Look through the data below and return each line where "What" appears.

++++++++++

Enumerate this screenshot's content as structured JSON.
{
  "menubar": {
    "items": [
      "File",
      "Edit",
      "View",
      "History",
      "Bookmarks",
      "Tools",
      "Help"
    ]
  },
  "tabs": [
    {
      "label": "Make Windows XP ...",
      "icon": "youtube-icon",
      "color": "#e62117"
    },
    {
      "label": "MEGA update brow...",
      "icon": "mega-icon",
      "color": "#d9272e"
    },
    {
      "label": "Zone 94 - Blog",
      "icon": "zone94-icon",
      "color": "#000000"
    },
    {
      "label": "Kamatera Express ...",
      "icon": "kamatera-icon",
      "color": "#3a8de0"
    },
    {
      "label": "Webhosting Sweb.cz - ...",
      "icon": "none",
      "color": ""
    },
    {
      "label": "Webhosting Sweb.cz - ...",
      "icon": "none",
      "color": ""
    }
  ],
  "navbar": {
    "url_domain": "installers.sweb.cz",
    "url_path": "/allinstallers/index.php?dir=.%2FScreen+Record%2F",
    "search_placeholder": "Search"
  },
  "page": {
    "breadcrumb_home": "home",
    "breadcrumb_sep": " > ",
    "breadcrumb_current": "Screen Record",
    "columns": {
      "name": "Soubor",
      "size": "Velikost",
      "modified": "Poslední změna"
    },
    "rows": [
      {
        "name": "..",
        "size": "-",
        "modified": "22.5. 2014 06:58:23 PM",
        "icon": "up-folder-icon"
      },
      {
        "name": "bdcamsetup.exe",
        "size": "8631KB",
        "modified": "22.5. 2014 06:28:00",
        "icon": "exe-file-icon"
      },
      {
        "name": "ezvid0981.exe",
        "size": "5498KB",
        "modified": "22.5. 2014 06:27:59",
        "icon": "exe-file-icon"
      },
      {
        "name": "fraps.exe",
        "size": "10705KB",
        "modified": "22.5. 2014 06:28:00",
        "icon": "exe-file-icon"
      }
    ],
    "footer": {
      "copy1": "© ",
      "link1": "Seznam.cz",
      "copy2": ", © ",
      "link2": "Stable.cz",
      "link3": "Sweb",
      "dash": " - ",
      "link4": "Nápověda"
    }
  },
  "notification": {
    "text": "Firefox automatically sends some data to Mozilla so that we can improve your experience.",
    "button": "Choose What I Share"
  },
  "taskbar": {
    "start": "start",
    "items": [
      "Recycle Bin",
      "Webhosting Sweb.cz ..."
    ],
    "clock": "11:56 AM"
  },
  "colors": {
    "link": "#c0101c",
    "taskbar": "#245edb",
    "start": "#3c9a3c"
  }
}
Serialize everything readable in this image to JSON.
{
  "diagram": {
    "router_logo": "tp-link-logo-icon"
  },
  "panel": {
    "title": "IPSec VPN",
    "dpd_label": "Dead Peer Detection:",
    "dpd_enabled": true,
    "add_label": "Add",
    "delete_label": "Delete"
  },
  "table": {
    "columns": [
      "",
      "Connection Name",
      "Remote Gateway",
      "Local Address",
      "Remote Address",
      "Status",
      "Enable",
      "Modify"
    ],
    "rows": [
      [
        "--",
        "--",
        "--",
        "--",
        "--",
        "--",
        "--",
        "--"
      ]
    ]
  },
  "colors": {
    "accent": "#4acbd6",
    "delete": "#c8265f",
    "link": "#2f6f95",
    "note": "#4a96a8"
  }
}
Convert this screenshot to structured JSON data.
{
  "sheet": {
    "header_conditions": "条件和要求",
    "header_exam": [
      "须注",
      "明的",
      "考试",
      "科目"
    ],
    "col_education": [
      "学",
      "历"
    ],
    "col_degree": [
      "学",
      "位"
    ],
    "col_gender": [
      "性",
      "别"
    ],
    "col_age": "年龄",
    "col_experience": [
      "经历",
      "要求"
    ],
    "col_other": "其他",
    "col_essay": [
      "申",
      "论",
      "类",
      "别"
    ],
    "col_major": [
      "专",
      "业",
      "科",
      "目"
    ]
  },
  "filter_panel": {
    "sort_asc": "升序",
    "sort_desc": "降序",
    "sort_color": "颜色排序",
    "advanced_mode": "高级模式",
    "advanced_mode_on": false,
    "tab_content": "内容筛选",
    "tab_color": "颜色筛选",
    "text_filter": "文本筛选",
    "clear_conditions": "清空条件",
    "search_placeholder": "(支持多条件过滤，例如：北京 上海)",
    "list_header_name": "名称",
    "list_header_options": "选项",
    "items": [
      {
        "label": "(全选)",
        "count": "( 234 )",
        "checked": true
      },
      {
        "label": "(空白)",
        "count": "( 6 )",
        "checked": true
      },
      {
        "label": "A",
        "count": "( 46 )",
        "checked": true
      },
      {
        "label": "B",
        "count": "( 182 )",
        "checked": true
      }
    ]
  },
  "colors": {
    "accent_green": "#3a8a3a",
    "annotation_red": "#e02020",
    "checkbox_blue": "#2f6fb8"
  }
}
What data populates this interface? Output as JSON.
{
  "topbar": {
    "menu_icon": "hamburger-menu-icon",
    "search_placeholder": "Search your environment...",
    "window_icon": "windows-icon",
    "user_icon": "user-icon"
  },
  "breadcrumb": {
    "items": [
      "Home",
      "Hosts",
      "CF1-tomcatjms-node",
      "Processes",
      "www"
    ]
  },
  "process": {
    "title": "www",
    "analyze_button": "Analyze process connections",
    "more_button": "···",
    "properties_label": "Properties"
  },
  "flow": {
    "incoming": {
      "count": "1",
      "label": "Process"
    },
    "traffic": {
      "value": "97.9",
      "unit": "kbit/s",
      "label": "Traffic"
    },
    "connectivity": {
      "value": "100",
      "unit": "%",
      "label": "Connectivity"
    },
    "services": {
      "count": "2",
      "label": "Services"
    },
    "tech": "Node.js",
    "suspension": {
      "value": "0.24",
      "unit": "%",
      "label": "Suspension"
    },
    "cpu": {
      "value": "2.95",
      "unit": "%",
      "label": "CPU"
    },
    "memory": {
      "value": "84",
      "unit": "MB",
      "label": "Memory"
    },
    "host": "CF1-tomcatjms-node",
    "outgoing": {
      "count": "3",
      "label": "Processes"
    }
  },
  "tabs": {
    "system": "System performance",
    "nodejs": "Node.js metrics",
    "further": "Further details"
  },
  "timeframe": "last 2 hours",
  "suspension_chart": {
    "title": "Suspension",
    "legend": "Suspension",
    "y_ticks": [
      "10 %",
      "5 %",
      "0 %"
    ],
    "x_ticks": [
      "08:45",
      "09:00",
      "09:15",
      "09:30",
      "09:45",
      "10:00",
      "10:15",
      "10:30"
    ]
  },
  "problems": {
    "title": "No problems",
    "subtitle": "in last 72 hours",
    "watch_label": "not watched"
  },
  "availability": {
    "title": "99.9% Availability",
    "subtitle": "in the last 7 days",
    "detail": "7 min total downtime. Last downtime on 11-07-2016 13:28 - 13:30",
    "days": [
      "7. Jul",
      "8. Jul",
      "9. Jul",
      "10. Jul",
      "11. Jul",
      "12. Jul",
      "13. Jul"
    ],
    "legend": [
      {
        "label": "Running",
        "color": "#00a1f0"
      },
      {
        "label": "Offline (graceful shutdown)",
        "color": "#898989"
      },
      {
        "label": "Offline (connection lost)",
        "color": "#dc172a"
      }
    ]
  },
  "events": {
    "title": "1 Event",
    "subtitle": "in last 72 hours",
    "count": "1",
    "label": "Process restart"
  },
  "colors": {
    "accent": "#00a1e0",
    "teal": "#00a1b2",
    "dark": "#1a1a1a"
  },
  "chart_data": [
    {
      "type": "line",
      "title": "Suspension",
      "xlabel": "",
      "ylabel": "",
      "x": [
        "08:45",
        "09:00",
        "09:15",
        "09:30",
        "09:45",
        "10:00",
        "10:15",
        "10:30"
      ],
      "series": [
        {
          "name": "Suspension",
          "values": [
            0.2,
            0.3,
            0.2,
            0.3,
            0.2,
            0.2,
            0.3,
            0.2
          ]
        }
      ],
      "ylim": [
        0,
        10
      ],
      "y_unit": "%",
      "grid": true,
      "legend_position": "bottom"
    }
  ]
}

++++++++++

**Task answer:**
    "button": "Choose What I Share"
What data populates this interface? Output as JSON.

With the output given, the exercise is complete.